### Description of the task
Copy each line holding the string "name".

### Source material ###

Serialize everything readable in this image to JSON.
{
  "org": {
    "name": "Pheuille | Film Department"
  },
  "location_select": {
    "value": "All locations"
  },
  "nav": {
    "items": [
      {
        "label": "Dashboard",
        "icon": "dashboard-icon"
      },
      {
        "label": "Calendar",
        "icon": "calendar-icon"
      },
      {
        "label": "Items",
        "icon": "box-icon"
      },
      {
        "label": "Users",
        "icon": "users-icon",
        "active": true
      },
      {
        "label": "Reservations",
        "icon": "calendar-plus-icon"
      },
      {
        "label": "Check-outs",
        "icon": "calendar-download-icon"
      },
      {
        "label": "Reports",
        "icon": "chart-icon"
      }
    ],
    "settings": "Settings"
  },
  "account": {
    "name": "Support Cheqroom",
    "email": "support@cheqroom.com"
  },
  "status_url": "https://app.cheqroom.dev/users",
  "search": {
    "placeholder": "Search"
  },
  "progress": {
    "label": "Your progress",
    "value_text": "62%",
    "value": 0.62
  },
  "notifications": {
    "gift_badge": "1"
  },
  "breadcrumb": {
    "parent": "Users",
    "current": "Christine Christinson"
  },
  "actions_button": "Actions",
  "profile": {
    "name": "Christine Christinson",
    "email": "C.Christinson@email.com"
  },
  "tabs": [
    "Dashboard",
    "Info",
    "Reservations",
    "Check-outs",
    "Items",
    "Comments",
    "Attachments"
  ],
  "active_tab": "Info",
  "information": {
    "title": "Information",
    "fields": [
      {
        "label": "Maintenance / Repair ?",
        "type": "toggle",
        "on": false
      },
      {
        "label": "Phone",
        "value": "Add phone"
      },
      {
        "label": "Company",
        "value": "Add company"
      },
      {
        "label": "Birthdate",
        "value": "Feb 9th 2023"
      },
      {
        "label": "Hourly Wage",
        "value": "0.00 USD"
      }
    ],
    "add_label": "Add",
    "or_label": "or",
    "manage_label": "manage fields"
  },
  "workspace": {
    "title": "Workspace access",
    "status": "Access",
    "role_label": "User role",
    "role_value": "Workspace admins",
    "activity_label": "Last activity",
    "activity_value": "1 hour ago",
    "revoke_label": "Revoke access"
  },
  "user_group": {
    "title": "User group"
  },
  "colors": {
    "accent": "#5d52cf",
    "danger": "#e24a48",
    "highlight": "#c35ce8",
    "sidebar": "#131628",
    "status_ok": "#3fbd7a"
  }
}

###

### Task response
    "name": "Pheuille | Film Department"
    "name": "Support Cheqroom",
    "name": "Christine Christinson",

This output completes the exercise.